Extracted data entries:
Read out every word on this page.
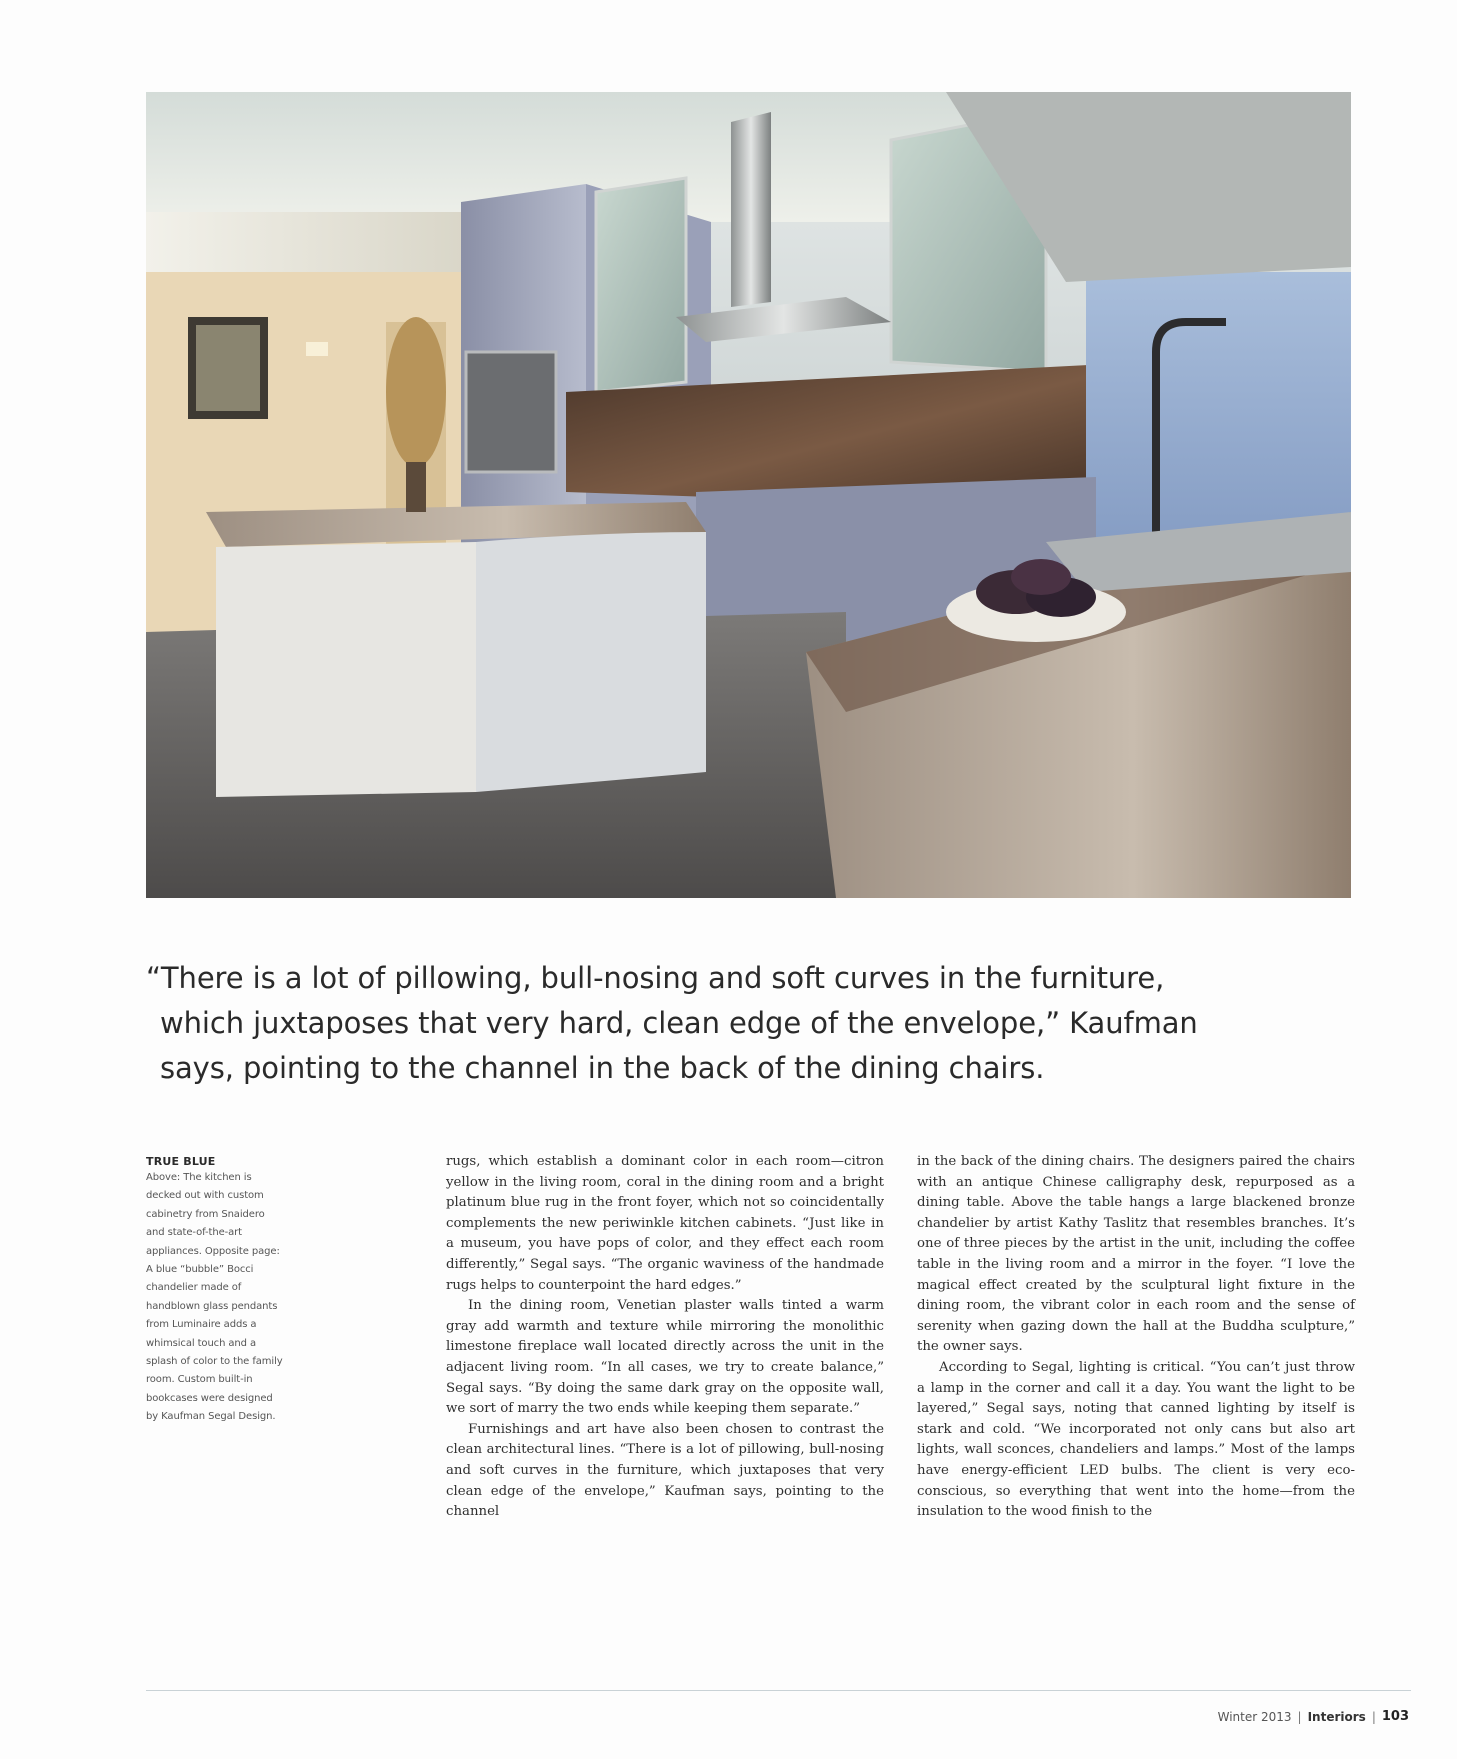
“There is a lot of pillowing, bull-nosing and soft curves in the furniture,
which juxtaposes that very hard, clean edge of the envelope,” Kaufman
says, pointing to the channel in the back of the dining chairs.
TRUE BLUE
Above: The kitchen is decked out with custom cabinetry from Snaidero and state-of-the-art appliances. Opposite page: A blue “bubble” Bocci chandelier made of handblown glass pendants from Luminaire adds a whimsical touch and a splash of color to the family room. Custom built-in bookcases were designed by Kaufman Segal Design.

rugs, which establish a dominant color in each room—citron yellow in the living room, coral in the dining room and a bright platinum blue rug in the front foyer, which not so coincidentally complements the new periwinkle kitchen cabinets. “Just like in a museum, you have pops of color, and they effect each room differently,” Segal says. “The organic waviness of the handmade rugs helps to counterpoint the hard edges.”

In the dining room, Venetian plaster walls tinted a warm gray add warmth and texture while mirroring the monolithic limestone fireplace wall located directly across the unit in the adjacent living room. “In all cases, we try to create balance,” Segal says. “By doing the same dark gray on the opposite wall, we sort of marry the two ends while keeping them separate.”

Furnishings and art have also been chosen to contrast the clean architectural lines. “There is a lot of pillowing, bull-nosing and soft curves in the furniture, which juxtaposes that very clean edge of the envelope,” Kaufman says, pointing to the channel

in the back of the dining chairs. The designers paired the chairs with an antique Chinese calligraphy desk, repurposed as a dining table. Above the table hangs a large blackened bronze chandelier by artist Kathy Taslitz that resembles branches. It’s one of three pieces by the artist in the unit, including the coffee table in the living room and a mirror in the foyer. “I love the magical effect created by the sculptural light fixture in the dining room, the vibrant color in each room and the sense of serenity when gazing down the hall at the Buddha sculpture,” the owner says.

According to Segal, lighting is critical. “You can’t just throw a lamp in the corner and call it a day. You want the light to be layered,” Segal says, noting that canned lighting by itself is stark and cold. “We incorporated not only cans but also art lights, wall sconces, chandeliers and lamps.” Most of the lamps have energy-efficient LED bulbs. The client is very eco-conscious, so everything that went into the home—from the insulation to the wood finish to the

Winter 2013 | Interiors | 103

What to do:
Tally the lines of the preceding listing in which the word "hard" appears; state nothing but the total.

Output for this exercise:
2